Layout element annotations
-----
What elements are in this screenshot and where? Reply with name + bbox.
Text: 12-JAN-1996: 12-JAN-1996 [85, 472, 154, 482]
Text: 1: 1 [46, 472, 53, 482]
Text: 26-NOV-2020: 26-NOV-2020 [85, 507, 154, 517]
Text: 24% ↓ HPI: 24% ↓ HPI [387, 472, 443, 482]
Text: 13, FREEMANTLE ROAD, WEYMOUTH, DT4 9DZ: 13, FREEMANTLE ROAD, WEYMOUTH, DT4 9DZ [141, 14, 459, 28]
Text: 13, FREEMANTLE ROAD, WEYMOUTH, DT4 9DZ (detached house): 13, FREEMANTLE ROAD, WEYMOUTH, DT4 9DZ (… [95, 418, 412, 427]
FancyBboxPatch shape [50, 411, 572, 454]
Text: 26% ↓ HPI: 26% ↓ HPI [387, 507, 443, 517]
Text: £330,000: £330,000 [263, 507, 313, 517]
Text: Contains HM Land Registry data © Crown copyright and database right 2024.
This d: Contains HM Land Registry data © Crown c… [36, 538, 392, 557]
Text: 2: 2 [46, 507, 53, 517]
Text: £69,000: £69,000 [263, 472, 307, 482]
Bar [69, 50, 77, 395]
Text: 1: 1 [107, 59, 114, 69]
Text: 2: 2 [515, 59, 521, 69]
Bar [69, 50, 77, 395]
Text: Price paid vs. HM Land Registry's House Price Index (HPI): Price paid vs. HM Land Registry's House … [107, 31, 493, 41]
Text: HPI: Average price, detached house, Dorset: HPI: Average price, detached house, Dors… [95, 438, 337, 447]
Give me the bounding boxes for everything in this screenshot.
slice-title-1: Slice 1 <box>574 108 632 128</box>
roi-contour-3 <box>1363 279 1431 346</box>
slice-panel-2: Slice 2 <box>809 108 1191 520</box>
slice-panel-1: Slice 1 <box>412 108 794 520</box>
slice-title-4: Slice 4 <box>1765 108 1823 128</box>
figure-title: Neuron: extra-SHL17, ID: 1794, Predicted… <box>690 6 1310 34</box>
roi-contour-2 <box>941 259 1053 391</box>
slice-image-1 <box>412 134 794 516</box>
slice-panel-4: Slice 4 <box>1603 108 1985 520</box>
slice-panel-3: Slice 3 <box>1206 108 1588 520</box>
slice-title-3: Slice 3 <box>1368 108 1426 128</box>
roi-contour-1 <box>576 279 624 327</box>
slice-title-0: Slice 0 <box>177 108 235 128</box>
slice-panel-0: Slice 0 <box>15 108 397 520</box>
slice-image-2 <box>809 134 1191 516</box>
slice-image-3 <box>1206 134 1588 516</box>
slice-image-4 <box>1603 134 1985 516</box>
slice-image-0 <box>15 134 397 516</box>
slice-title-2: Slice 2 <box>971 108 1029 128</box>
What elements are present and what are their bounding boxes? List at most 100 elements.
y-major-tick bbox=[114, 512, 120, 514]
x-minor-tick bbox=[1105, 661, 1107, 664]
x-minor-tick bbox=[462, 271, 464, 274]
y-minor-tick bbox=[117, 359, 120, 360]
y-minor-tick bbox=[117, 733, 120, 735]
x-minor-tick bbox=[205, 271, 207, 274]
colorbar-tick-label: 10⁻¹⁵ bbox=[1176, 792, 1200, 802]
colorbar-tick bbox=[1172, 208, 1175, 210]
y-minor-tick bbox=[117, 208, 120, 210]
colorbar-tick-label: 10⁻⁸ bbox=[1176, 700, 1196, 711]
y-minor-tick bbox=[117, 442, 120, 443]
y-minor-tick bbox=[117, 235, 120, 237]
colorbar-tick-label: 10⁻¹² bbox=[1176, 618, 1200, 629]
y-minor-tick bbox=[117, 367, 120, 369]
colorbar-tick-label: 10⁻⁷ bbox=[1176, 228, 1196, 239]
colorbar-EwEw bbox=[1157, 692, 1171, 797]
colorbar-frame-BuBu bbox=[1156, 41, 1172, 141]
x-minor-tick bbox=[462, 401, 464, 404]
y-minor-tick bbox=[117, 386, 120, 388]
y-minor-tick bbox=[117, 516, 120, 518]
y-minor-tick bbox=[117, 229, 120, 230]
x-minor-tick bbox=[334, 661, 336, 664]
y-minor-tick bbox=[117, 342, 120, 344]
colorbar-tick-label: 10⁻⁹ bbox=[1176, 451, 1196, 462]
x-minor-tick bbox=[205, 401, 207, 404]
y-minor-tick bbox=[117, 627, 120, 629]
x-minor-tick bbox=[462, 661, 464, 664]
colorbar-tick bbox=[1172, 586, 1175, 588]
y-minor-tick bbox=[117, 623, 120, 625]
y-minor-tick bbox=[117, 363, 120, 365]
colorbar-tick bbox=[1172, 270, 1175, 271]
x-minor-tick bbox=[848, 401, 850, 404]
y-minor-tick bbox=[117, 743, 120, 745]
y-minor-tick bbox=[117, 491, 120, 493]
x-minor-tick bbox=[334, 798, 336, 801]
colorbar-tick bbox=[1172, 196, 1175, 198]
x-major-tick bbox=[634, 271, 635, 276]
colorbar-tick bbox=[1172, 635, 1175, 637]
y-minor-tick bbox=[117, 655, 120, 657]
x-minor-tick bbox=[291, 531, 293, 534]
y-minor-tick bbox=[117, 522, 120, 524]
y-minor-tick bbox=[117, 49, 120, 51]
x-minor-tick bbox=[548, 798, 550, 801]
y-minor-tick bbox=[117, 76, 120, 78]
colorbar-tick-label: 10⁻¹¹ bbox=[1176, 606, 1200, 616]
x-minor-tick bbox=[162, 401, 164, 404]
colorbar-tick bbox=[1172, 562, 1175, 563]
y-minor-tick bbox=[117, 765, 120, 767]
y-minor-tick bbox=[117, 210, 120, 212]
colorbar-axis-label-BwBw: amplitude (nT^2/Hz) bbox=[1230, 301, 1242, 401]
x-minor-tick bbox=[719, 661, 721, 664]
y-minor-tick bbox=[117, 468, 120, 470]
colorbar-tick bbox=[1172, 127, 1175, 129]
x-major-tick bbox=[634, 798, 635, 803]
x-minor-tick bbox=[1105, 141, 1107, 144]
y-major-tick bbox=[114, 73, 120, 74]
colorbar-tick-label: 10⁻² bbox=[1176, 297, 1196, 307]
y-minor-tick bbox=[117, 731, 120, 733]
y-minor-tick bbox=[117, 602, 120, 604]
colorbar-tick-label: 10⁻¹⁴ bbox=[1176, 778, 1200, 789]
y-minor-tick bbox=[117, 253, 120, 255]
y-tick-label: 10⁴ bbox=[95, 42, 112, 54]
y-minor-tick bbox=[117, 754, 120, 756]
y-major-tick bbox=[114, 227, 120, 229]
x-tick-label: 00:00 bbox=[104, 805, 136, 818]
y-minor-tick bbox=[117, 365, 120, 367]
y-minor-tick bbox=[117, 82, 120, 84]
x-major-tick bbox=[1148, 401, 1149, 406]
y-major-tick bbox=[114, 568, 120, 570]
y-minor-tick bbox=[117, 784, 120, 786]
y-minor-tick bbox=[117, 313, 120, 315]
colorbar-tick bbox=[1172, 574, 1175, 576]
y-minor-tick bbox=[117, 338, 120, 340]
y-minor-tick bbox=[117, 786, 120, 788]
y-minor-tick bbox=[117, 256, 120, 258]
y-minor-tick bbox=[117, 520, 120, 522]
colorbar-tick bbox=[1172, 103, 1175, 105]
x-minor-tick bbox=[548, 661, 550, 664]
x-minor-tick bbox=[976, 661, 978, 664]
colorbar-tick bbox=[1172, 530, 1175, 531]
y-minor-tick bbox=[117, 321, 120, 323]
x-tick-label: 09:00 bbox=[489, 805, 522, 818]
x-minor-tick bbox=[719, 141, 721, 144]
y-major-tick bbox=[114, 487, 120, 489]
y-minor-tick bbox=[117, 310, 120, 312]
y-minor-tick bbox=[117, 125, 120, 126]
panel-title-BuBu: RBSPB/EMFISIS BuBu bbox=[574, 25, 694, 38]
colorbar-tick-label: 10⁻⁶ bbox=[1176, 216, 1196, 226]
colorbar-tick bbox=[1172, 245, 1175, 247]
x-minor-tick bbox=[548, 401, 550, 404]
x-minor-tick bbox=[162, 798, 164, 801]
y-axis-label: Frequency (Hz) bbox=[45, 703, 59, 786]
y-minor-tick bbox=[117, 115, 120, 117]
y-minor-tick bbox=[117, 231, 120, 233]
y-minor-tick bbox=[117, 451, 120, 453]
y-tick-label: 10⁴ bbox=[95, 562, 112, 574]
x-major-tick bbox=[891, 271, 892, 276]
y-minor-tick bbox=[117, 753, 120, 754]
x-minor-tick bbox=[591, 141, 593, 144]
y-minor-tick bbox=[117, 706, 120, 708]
-----
> **GIVEN PROBLEM**: Recast the items from the start through the line containing "Give me the" as a Markdown table with the columns Row and Line, numbering each line and omitting blank lines.

> **RESULT**:
| Row | Line |
|---|---|
| 1 | What elements are in this screenshot and where? Reply with name + bbox. |
| 2 | Text: 12-JAN-1996: 12-JAN-1996 [85, 472, 154, 482] |
| 3 | Text: 1: 1 [46, 472, 53, 482] |
| 4 | Text: 26-NOV-2020: 26-NOV-2020 [85, 507, 154, 517] |
| 5 | Text: 24% ↓ HPI: 24% ↓ HPI [387, 472, 443, 482] |
| 6 | Text: 13, FREEMANTLE ROAD, WEYMOUTH, DT4 9DZ: 13, FREEMANTLE ROAD, WEYMOUTH, DT4 9DZ [141, 14, 459, 28] |
| 7 | Text: 13, FREEMANTLE ROAD, WEYMOUTH, DT4 9DZ (detached house): 13, FREEMANTLE ROAD, WEYMOUTH, DT4 9DZ (… [95, 418, 412, 427] |
| 8 | FancyBboxPatch shape [50, 411, 572, 454] |
| 9 | Text: 26% ↓ HPI: 26% ↓ HPI [387, 507, 443, 517] |
| 10 | Text: £330,000: £330,000 [263, 507, 313, 517] |
| 11 | Text: Contains HM Land Registry data © Crown copyright and database right 2024. |
| 12 | This d: Contains HM Land Registry data © Crown c… [36, 538, 392, 557] |
| 13 | Text: 2: 2 [46, 507, 53, 517] |
| 14 | Text: £69,000: £69,000 [263, 472, 307, 482] |
| 15 | Bar [69, 50, 77, 395] |
| 16 | Text: 1: 1 [107, 59, 114, 69] |
| 17 | Text: 2: 2 [515, 59, 521, 69] |
| 18 | Bar [69, 50, 77, 395] |
| 19 | Text: Price paid vs. HM Land Registry's House Price Index (HPI): Price paid vs. HM Land Registry's House … [107, 31, 493, 41] |
| 20 | Text: HPI: Average price, detached house, Dorset: HPI: Average price, detached house, Dors… [95, 438, 337, 447] |
| 21 | Give me the bounding boxes for everything in this screenshot. |